» **THE EXERCISE**: Wherever the word "левой" appears in a line, extract that line.

== ENTRIES SHOWN ==

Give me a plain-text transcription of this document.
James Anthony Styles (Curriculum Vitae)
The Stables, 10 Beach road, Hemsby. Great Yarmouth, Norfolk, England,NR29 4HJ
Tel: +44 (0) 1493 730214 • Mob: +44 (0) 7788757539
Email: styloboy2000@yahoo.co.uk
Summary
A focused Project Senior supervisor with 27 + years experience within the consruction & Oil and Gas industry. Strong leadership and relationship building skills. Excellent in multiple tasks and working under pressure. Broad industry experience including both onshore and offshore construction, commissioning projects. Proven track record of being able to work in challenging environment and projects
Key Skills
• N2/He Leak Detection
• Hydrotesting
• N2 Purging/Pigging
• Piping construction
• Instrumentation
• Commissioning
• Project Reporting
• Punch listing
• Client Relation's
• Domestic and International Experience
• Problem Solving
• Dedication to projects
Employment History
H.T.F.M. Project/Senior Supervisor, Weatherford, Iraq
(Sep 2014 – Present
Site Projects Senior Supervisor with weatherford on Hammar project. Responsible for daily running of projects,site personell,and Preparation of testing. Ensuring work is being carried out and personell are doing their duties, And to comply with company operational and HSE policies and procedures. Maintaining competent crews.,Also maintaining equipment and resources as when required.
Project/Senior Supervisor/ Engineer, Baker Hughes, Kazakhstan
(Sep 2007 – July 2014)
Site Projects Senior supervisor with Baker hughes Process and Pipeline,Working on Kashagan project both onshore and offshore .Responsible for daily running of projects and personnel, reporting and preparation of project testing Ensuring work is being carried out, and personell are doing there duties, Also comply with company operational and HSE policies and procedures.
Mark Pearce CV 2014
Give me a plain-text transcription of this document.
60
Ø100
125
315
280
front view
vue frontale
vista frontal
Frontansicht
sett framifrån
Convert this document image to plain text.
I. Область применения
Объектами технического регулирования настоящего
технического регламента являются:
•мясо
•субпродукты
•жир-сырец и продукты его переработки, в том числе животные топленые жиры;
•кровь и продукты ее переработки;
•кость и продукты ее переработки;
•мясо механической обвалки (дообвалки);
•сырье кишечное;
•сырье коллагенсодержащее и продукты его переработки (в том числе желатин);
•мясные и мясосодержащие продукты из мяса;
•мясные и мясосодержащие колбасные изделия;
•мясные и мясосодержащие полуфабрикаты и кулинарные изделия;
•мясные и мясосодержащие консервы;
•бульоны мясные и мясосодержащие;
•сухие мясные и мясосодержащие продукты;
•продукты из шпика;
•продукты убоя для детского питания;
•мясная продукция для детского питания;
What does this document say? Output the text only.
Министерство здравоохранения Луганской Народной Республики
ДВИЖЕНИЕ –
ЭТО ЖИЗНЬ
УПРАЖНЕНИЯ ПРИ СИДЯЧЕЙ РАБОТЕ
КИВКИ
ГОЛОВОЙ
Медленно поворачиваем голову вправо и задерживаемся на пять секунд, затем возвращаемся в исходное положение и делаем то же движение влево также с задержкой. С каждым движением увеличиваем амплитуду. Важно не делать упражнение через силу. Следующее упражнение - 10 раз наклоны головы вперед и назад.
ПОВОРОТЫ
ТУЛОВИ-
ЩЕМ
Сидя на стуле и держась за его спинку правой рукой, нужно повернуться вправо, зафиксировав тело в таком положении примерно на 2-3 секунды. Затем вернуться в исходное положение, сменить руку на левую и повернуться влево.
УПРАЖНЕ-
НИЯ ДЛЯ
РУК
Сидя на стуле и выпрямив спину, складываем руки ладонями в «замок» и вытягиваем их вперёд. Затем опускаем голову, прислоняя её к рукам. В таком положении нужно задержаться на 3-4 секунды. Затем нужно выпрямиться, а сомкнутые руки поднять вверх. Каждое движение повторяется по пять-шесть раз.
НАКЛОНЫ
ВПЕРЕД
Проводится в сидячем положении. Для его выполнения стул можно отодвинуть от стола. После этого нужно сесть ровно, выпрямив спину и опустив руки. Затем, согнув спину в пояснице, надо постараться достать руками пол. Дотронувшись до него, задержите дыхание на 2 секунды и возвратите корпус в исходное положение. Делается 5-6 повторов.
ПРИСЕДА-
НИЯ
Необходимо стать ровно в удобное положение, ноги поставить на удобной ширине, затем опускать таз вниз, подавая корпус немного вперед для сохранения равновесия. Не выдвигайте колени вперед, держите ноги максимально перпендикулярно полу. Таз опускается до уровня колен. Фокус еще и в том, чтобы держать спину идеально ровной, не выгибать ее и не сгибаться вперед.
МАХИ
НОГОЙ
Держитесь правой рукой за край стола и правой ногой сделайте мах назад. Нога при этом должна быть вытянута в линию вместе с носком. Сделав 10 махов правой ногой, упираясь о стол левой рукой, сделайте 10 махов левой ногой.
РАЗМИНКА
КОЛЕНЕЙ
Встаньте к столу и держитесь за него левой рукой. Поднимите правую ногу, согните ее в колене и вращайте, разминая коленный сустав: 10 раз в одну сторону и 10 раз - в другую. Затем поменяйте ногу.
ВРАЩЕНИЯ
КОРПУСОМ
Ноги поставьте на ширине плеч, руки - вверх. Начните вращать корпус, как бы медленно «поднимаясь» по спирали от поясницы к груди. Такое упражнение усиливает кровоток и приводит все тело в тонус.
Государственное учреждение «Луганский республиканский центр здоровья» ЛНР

===

» **SOLVED PROBLEM**:
Держитесь правой рукой за край стола и правой ногой сделайте мах назад. Нога при этом должна быть вытянута в линию вместе с носком. Сделав 10 махов правой ногой, упираясь о стол левой рукой, сделайте 10 махов левой ногой.
Встаньте к столу и держитесь за него левой рукой. Поднимите правую ногу, согните ее в колене и вращайте, разминая коленный сустав: 10 раз в одну сторону и 10 раз - в другую. Затем поменяйте ногу.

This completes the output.